**AIM OF THE EXERCISE**
Give back every record exactly, with its pictures left out.

──────── RECORDS SUPPLIED ────────

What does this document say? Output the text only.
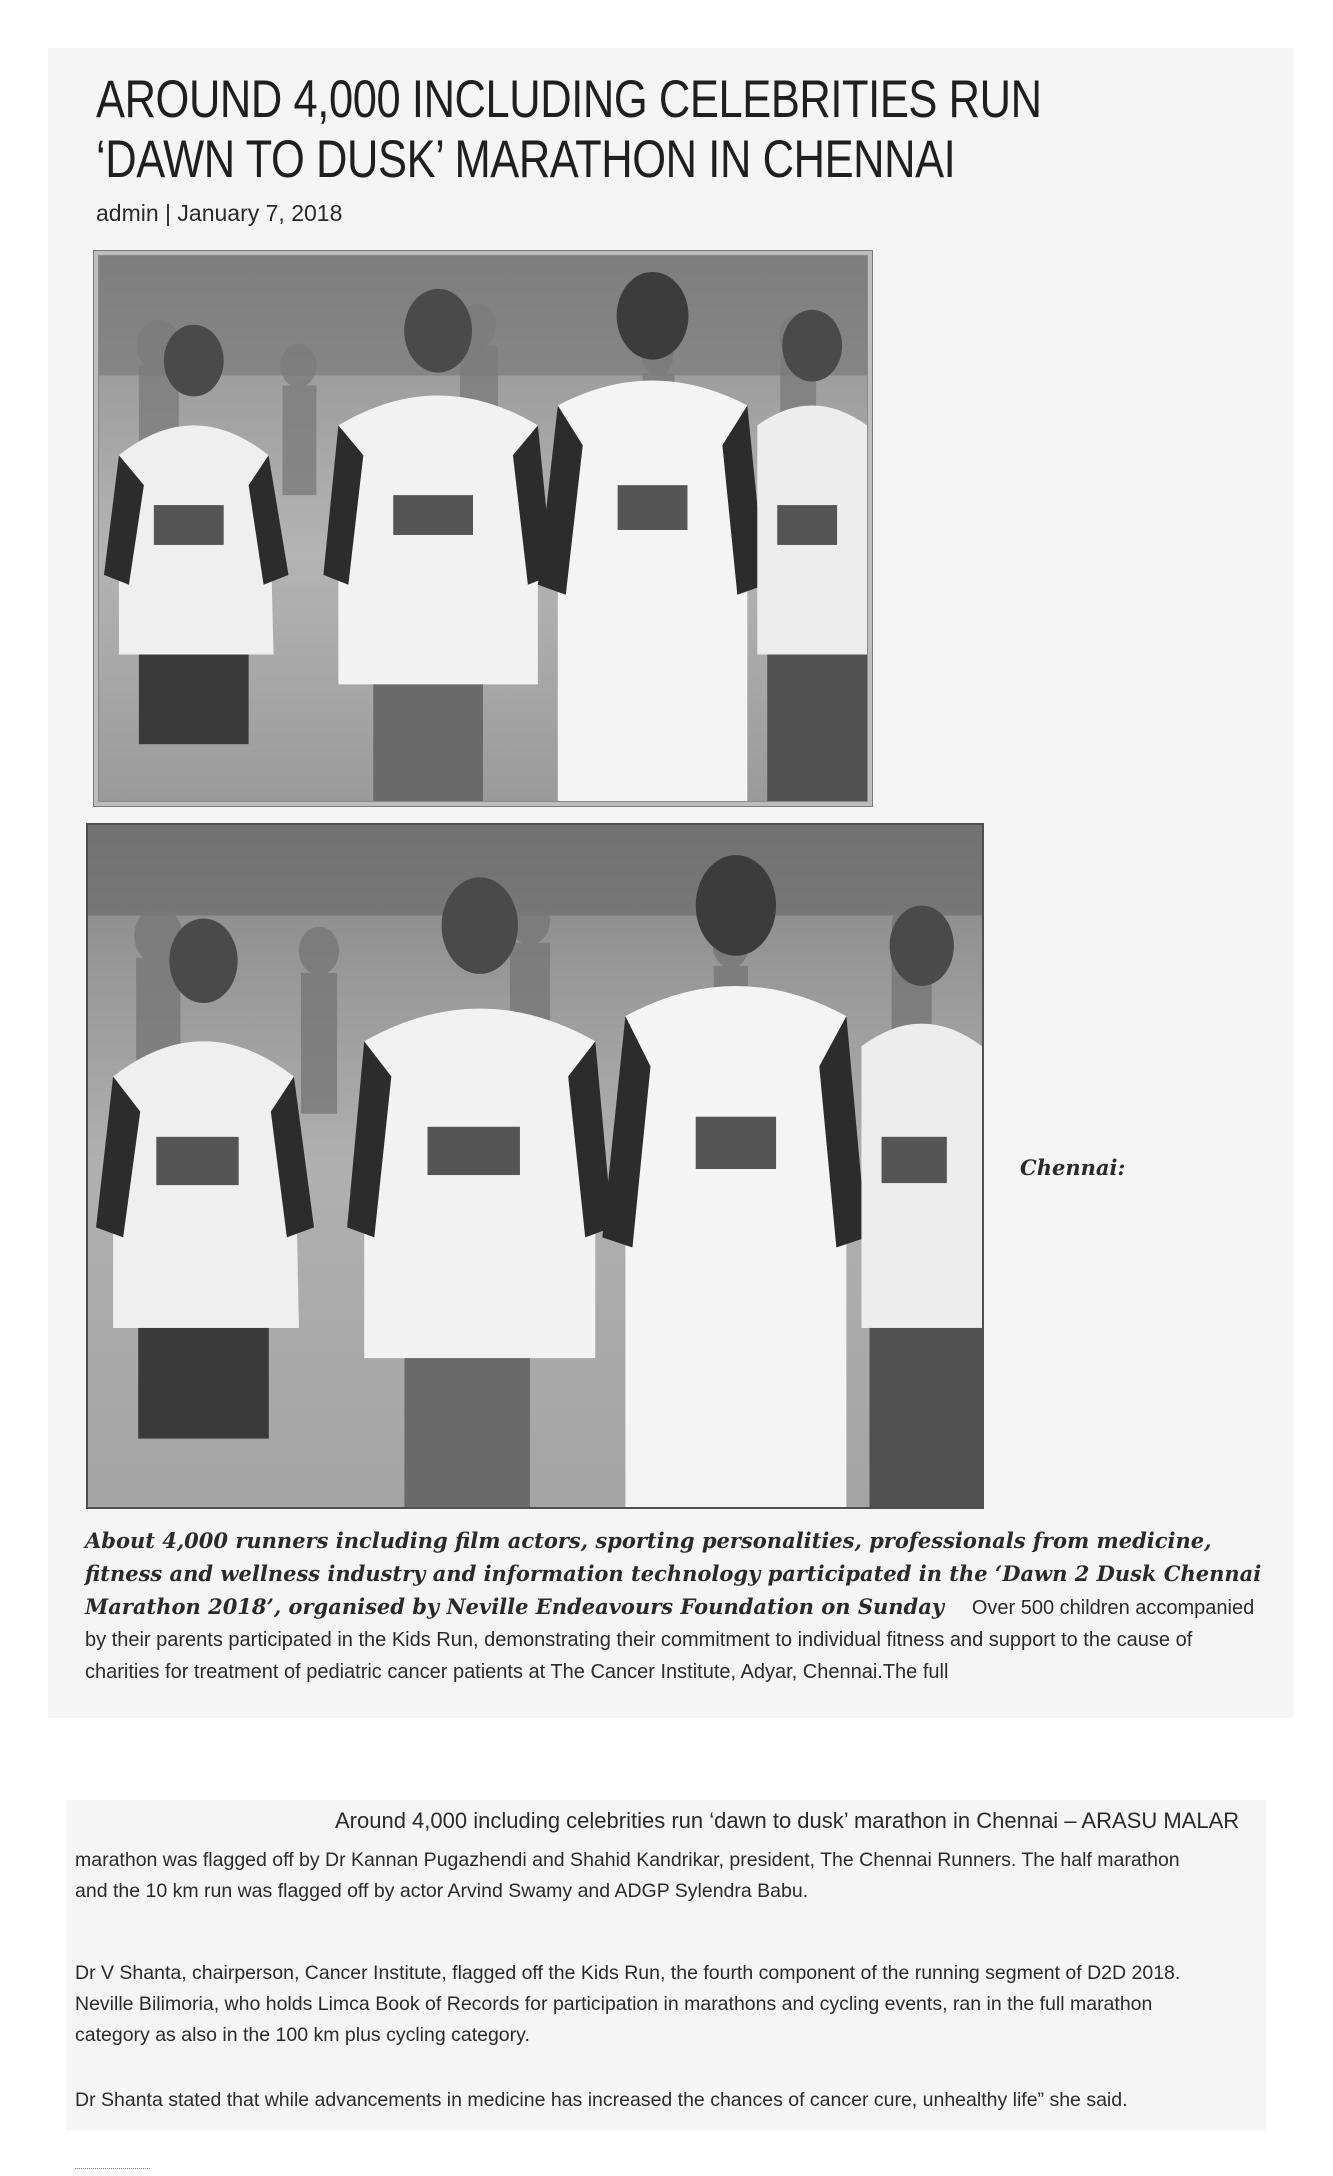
AROUND 4,000 INCLUDING CELEBRITIES RUN ‘DAWN TO DUSK’ MARATHON IN CHENNAI
admin | January 7, 2018
Chennai:

About 4,000 runners including film actors, sporting personalities, professionals from medicine, fitness and wellness industry and information technology participated in the ‘Dawn 2 Dusk Chennai Marathon 2018’, organised by Neville Endeavours Foundation on Sunday Over 500 children accompanied by their parents participated in the Kids Run, demonstrating their commitment to individual fitness and support to the cause of charities for treatment of pediatric cancer patients at The Cancer Institute, Adyar, Chennai.The full

Around 4,000 including celebrities run ‘dawn to dusk’ marathon in Chennai – ARASU MALAR

marathon was flagged off by Dr Kannan Pugazhendi and Shahid Kandrikar, president, The Chennai Runners. The half marathon and the 10 km run was flagged off by actor Arvind Swamy and ADGP Sylendra Babu.

Dr V Shanta, chairperson, Cancer Institute, flagged off the Kids Run, the fourth component of the running segment of D2D 2018. Neville Bilimoria, who holds Limca Book of Records for participation in marathons and cycling events, ran in the full marathon category as also in the 100 km plus cycling category.

Dr Shanta stated that while advancements in medicine has increased the chances of cancer cure, unhealthy life” she said.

────────

**ANSWER FOR THE TASK**
What does this document say? Output the text only.
AROUND 4,000 INCLUDING CELEBRITIES RUN ‘DAWN TO DUSK’ MARATHON IN CHENNAI
admin | January 7, 2018
Chennai:

About 4,000 runners including film actors, sporting personalities, professionals from medicine, fitness and wellness industry and information technology participated in the ‘Dawn 2 Dusk Chennai Marathon 2018’, organised by Neville Endeavours Foundation on Sunday Over 500 children accompanied by their parents participated in the Kids Run, demonstrating their commitment to individual fitness and support to the cause of charities for treatment of pediatric cancer patients at The Cancer Institute, Adyar, Chennai.The full

Around 4,000 including celebrities run ‘dawn to dusk’ marathon in Chennai – ARASU MALAR

marathon was flagged off by Dr Kannan Pugazhendi and Shahid Kandrikar, president, The Chennai Runners. The half marathon and the 10 km run was flagged off by actor Arvind Swamy and ADGP Sylendra Babu.

Dr V Shanta, chairperson, Cancer Institute, flagged off the Kids Run, the fourth component of the running segment of D2D 2018. Neville Bilimoria, who holds Limca Book of Records for participation in marathons and cycling events, ran in the full marathon category as also in the 100 km plus cycling category.

Dr Shanta stated that while advancements in medicine has increased the chances of cancer cure, unhealthy life” she said.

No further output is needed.